→ **STATED PROBLEM**
Extract every line of the material that holds the string "BOVA".

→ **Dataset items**
((

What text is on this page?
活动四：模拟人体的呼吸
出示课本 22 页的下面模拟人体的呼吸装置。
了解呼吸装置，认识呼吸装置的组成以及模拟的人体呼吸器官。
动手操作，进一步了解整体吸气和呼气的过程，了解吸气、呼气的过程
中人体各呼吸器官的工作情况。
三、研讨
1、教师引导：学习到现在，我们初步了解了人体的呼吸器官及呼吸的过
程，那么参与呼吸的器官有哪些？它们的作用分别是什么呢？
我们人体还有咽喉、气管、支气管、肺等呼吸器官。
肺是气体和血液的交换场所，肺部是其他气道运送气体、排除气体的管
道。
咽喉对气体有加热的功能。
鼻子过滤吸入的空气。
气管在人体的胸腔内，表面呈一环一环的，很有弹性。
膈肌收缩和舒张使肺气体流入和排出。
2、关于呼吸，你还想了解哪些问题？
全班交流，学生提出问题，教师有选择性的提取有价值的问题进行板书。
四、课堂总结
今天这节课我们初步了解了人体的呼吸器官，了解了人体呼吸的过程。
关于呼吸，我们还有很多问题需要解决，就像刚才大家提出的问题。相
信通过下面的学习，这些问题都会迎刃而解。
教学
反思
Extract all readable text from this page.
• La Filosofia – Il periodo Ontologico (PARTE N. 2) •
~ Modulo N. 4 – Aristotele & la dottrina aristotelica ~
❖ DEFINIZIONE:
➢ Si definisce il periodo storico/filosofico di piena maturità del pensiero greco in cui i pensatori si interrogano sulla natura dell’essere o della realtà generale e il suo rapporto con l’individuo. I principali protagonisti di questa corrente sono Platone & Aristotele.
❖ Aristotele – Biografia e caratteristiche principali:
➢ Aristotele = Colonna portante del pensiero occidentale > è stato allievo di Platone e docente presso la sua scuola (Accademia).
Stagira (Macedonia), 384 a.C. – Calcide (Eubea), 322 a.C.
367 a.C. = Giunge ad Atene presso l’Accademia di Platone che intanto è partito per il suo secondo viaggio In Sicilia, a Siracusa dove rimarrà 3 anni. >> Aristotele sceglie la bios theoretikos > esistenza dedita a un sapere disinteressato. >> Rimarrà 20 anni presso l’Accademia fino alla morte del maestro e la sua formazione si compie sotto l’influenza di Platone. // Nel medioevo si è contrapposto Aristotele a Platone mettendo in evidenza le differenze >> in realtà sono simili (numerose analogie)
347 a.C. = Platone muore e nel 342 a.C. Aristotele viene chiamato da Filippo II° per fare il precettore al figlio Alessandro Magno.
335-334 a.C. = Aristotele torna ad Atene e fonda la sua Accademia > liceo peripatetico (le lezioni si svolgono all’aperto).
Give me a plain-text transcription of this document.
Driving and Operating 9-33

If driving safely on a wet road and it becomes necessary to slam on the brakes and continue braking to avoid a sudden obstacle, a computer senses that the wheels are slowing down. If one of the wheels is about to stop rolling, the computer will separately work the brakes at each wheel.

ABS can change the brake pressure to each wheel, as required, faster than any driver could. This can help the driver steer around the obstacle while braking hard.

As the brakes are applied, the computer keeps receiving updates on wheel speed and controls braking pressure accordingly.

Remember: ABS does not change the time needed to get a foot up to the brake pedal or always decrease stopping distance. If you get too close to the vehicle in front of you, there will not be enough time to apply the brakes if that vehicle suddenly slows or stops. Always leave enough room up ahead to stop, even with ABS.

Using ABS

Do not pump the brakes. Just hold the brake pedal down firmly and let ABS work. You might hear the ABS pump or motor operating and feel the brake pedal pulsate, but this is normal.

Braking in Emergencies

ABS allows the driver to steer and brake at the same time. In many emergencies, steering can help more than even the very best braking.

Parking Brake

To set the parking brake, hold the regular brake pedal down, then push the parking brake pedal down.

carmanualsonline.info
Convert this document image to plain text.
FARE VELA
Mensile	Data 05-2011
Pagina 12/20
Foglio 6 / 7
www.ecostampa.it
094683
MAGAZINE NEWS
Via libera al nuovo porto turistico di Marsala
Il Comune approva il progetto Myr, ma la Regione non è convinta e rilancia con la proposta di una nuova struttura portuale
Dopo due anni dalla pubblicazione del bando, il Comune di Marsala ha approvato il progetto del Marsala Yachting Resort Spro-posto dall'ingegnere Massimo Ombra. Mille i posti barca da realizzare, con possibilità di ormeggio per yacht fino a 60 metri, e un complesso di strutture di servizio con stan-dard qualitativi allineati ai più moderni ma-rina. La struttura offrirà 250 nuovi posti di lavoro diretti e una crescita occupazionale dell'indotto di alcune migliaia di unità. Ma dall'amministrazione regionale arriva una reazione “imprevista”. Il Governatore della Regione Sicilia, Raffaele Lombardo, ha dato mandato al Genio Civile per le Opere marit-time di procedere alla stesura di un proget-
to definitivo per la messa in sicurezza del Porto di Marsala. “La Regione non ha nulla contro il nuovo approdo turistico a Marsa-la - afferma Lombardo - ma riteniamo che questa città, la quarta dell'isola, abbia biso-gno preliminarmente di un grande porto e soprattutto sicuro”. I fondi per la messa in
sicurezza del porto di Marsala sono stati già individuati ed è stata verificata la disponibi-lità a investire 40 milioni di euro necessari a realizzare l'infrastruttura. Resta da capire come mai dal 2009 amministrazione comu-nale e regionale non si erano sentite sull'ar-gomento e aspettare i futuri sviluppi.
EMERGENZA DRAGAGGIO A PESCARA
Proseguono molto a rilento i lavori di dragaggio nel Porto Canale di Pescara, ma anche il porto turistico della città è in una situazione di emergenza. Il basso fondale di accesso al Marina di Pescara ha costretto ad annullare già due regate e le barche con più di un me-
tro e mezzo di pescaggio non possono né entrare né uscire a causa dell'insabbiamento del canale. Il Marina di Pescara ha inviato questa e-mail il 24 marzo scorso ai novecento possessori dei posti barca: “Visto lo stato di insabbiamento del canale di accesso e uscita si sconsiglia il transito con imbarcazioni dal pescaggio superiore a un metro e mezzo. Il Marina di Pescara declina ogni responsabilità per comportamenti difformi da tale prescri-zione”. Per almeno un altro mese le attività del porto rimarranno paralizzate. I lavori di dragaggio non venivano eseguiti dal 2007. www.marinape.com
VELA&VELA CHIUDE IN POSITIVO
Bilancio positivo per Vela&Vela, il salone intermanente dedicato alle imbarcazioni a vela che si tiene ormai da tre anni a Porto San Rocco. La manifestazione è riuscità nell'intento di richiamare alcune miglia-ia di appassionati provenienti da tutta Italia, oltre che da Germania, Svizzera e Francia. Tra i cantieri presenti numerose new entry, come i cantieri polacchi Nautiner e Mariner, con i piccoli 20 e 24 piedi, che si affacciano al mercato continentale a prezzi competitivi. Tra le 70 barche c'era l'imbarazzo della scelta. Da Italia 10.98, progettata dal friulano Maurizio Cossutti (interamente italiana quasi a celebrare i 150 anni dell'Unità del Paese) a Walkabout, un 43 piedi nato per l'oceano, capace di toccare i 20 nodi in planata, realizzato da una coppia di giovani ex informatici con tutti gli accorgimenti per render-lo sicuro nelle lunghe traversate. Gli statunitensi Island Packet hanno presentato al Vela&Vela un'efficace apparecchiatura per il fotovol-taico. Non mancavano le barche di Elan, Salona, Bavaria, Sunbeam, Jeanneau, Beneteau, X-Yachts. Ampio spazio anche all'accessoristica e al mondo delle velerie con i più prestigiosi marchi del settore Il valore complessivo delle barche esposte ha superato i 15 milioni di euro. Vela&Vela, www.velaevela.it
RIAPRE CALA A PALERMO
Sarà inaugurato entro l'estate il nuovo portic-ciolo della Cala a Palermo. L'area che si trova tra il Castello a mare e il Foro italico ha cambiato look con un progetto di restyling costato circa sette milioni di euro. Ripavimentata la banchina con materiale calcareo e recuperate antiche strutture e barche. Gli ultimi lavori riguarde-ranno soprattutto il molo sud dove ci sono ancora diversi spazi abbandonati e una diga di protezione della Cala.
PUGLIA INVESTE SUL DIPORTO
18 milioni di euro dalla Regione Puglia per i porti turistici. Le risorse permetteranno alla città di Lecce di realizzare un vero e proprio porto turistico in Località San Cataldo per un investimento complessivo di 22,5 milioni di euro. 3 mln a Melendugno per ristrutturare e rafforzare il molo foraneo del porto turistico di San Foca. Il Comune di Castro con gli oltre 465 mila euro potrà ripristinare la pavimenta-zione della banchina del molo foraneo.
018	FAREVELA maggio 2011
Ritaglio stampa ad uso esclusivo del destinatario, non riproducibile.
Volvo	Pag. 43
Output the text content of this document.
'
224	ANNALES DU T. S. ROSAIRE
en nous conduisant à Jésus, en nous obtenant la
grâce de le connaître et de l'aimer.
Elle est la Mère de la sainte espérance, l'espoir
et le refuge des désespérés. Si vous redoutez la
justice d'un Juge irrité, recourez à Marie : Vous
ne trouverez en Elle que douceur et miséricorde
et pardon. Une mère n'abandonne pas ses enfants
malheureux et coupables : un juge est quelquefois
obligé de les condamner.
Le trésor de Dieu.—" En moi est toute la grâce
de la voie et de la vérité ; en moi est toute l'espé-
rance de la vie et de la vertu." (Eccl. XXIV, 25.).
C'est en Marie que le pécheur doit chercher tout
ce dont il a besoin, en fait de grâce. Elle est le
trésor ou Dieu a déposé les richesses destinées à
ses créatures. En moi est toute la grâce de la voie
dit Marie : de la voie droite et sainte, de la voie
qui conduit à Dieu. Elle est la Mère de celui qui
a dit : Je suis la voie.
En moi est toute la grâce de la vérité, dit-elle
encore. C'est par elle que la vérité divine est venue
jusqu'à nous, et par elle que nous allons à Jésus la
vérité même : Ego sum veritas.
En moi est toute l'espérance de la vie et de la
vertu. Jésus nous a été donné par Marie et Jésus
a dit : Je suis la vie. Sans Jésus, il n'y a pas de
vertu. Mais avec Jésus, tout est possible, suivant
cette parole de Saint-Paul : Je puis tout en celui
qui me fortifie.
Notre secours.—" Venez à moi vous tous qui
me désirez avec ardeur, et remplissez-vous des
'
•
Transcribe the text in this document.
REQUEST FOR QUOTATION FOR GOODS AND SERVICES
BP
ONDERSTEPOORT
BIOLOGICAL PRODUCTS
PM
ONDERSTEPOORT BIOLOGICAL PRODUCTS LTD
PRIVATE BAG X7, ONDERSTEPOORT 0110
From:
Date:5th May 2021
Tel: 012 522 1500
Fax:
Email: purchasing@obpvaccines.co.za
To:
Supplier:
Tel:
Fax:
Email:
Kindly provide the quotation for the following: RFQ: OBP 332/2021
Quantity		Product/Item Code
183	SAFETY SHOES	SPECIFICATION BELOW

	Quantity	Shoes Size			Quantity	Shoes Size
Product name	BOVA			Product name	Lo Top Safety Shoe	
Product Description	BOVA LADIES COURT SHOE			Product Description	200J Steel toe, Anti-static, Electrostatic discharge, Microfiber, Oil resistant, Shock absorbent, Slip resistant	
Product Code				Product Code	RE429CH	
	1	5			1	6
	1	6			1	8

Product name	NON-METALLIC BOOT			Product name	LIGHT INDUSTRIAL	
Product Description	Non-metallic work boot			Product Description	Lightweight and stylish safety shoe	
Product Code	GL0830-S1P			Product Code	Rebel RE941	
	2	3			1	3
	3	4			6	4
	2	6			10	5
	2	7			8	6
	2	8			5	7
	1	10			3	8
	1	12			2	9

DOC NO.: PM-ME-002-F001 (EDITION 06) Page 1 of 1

))

→ **WRITTEN REPLY**
Product name	BOVA			Product name	Lo Top Safety Shoe	
Product Description	BOVA LADIES COURT SHOE			Product Description	200J Steel toe, Anti-static, Electrostatic discharge, Microfiber, Oil resistant, Shock absorbent, Slip resistant	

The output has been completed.